*** Listed records
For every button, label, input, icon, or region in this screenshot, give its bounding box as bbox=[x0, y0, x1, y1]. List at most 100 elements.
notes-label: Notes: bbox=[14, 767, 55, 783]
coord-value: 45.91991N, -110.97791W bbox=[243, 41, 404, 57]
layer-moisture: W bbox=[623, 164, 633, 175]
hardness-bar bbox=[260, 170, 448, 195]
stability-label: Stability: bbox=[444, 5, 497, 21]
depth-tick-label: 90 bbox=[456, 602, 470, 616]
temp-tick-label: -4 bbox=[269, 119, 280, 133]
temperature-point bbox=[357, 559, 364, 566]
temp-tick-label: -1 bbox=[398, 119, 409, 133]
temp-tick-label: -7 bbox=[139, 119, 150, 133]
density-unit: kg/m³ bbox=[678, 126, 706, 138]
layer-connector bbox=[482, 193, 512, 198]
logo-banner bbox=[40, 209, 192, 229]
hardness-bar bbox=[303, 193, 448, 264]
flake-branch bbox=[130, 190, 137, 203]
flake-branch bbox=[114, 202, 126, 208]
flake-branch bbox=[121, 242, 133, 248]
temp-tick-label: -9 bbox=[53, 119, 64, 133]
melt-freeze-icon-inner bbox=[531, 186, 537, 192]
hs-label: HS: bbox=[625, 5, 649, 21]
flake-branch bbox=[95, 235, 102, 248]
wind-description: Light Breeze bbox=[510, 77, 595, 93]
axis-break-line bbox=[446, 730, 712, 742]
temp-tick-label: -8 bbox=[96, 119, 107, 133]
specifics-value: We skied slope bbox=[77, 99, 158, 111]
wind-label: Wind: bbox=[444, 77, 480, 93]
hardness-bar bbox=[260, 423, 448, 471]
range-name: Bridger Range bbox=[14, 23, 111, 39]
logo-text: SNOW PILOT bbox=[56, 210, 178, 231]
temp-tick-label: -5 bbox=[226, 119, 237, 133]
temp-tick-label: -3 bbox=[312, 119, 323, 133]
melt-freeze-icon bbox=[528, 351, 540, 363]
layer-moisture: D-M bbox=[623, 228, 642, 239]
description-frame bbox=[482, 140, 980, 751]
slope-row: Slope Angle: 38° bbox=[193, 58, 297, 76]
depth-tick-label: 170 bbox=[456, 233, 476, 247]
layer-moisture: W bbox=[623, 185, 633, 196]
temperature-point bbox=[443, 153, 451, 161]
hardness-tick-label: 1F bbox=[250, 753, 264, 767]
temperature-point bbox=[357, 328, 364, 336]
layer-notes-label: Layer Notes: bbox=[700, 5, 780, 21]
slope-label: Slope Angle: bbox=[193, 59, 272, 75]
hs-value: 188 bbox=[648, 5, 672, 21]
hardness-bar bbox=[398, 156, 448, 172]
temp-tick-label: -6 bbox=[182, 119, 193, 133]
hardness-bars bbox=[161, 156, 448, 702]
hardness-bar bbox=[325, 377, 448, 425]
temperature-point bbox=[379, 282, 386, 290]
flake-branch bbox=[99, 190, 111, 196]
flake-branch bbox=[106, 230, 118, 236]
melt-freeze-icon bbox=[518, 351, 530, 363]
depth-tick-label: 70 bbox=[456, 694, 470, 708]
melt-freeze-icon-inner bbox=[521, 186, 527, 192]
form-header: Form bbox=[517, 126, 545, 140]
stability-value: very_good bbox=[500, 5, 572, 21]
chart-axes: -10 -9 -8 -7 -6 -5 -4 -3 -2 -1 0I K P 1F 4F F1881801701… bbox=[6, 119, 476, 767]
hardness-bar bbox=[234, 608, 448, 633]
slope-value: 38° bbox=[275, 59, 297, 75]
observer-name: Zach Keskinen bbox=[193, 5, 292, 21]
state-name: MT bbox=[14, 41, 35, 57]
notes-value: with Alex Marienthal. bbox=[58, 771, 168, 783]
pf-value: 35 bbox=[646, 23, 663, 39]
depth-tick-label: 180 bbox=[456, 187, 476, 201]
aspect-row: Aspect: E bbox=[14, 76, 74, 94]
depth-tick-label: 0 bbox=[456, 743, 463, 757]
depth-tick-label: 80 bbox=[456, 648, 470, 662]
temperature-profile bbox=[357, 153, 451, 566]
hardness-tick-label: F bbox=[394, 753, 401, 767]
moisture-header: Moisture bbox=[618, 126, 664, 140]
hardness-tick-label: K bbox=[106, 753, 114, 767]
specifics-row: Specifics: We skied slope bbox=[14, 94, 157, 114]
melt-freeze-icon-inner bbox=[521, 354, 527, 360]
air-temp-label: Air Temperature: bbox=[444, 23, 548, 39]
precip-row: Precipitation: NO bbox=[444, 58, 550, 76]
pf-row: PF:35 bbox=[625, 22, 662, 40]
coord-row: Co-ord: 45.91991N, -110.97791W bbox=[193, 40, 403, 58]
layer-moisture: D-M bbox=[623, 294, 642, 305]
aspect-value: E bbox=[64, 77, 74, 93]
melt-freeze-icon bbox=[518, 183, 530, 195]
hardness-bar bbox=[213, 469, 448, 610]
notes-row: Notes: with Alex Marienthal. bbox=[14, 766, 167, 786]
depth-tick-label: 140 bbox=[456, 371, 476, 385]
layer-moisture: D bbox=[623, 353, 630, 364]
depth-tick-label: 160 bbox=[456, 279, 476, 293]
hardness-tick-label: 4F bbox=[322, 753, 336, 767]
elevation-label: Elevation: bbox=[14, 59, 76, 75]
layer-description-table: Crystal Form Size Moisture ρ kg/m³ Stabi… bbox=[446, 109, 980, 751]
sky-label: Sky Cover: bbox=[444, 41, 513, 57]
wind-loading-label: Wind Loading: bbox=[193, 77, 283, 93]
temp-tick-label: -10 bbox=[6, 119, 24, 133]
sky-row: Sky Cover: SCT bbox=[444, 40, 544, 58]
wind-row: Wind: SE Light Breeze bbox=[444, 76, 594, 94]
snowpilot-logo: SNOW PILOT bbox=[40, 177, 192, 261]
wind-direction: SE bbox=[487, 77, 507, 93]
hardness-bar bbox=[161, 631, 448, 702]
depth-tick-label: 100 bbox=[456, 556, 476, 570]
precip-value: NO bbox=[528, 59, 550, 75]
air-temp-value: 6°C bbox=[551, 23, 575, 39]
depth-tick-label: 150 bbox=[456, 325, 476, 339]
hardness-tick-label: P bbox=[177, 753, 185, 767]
******
Task requirements:
Copy out the listing above word for word, keeping every line and every character unchanged.

Final result:
For every button, label, input, icon, or region in this screenshot, give its bounding box as bbox=[x0, y0, x1, y1]. List at most 100 elements.
notes-label: Notes: bbox=[14, 767, 55, 783]
coord-value: 45.91991N, -110.97791W bbox=[243, 41, 404, 57]
layer-moisture: W bbox=[623, 164, 633, 175]
hardness-bar bbox=[260, 170, 448, 195]
stability-label: Stability: bbox=[444, 5, 497, 21]
depth-tick-label: 90 bbox=[456, 602, 470, 616]
temp-tick-label: -4 bbox=[269, 119, 280, 133]
temperature-point bbox=[357, 559, 364, 566]
temp-tick-label: -1 bbox=[398, 119, 409, 133]
temp-tick-label: -7 bbox=[139, 119, 150, 133]
density-unit: kg/m³ bbox=[678, 126, 706, 138]
layer-connector bbox=[482, 193, 512, 198]
logo-banner bbox=[40, 209, 192, 229]
hardness-bar bbox=[303, 193, 448, 264]
flake-branch bbox=[130, 190, 137, 203]
flake-branch bbox=[114, 202, 126, 208]
flake-branch bbox=[121, 242, 133, 248]
temp-tick-label: -9 bbox=[53, 119, 64, 133]
melt-freeze-icon-inner bbox=[531, 186, 537, 192]
hs-label: HS: bbox=[625, 5, 649, 21]
flake-branch bbox=[95, 235, 102, 248]
wind-description: Light Breeze bbox=[510, 77, 595, 93]
axis-break-line bbox=[446, 730, 712, 742]
temp-tick-label: -8 bbox=[96, 119, 107, 133]
specifics-value: We skied slope bbox=[77, 99, 158, 111]
wind-label: Wind: bbox=[444, 77, 480, 93]
hardness-bar bbox=[260, 423, 448, 471]
range-name: Bridger Range bbox=[14, 23, 111, 39]
logo-text: SNOW PILOT bbox=[56, 210, 178, 231]
temp-tick-label: -5 bbox=[226, 119, 237, 133]
temp-tick-label: -3 bbox=[312, 119, 323, 133]
melt-freeze-icon bbox=[528, 351, 540, 363]
layer-moisture: D-M bbox=[623, 228, 642, 239]
description-frame bbox=[482, 140, 980, 751]
slope-row: Slope Angle: 38° bbox=[193, 58, 297, 76]
depth-tick-label: 170 bbox=[456, 233, 476, 247]
layer-moisture: W bbox=[623, 185, 633, 196]
temperature-point bbox=[443, 153, 451, 161]
hardness-tick-label: 1F bbox=[250, 753, 264, 767]
temperature-point bbox=[357, 328, 364, 336]
layer-notes-label: Layer Notes: bbox=[700, 5, 780, 21]
slope-label: Slope Angle: bbox=[193, 59, 272, 75]
hs-value: 188 bbox=[648, 5, 672, 21]
hardness-bar bbox=[398, 156, 448, 172]
temp-tick-label: -6 bbox=[182, 119, 193, 133]
hardness-bars bbox=[161, 156, 448, 702]
hardness-bar bbox=[325, 377, 448, 425]
temperature-point bbox=[379, 282, 386, 290]
flake-branch bbox=[99, 190, 111, 196]
flake-branch bbox=[106, 230, 118, 236]
melt-freeze-icon bbox=[518, 351, 530, 363]
depth-tick-label: 70 bbox=[456, 694, 470, 708]
melt-freeze-icon-inner bbox=[521, 186, 527, 192]
form-header: Form bbox=[517, 126, 545, 140]
stability-value: very_good bbox=[500, 5, 572, 21]
chart-axes: -10 -9 -8 -7 -6 -5 -4 -3 -2 -1 0I K P 1F 4F F1881801701… bbox=[6, 119, 476, 767]
hardness-bar bbox=[234, 608, 448, 633]
slope-value: 38° bbox=[275, 59, 297, 75]
observer-name: Zach Keskinen bbox=[193, 5, 292, 21]
state-name: MT bbox=[14, 41, 35, 57]
notes-value: with Alex Marienthal. bbox=[58, 771, 168, 783]
pf-value: 35 bbox=[646, 23, 663, 39]
depth-tick-label: 180 bbox=[456, 187, 476, 201]
aspect-row: Aspect: E bbox=[14, 76, 74, 94]
depth-tick-label: 0 bbox=[456, 743, 463, 757]
depth-tick-label: 80 bbox=[456, 648, 470, 662]
temperature-profile bbox=[357, 153, 451, 566]
hardness-tick-label: F bbox=[394, 753, 401, 767]
moisture-header: Moisture bbox=[618, 126, 664, 140]
hardness-tick-label: K bbox=[106, 753, 114, 767]
specifics-row: Specifics: We skied slope bbox=[14, 94, 157, 114]
melt-freeze-icon-inner bbox=[521, 354, 527, 360]
air-temp-label: Air Temperature: bbox=[444, 23, 548, 39]
precip-row: Precipitation: NO bbox=[444, 58, 550, 76]
pf-row: PF:35 bbox=[625, 22, 662, 40]
coord-row: Co-ord: 45.91991N, -110.97791W bbox=[193, 40, 403, 58]
layer-moisture: D-M bbox=[623, 294, 642, 305]
aspect-value: E bbox=[64, 77, 74, 93]
melt-freeze-icon bbox=[518, 183, 530, 195]
hardness-bar bbox=[213, 469, 448, 610]
notes-row: Notes: with Alex Marienthal. bbox=[14, 766, 167, 786]
depth-tick-label: 140 bbox=[456, 371, 476, 385]
layer-moisture: D bbox=[623, 353, 630, 364]
depth-tick-label: 160 bbox=[456, 279, 476, 293]
hardness-tick-label: 4F bbox=[322, 753, 336, 767]
elevation-label: Elevation: bbox=[14, 59, 76, 75]
layer-description-table: Crystal Form Size Moisture ρ kg/m³ Stabi… bbox=[446, 109, 980, 751]
sky-label: Sky Cover: bbox=[444, 41, 513, 57]
wind-loading-label: Wind Loading: bbox=[193, 77, 283, 93]
temp-tick-label: -10 bbox=[6, 119, 24, 133]
sky-row: Sky Cover: SCT bbox=[444, 40, 544, 58]
wind-row: Wind: SE Light Breeze bbox=[444, 76, 594, 94]
snowpilot-logo: SNOW PILOT bbox=[40, 177, 192, 261]
wind-direction: SE bbox=[487, 77, 507, 93]
hardness-bar bbox=[161, 631, 448, 702]
depth-tick-label: 100 bbox=[456, 556, 476, 570]
precip-value: NO bbox=[528, 59, 550, 75]
air-temp-value: 6°C bbox=[551, 23, 575, 39]
depth-tick-label: 150 bbox=[456, 325, 476, 339]
hardness-tick-label: P bbox=[177, 753, 185, 767]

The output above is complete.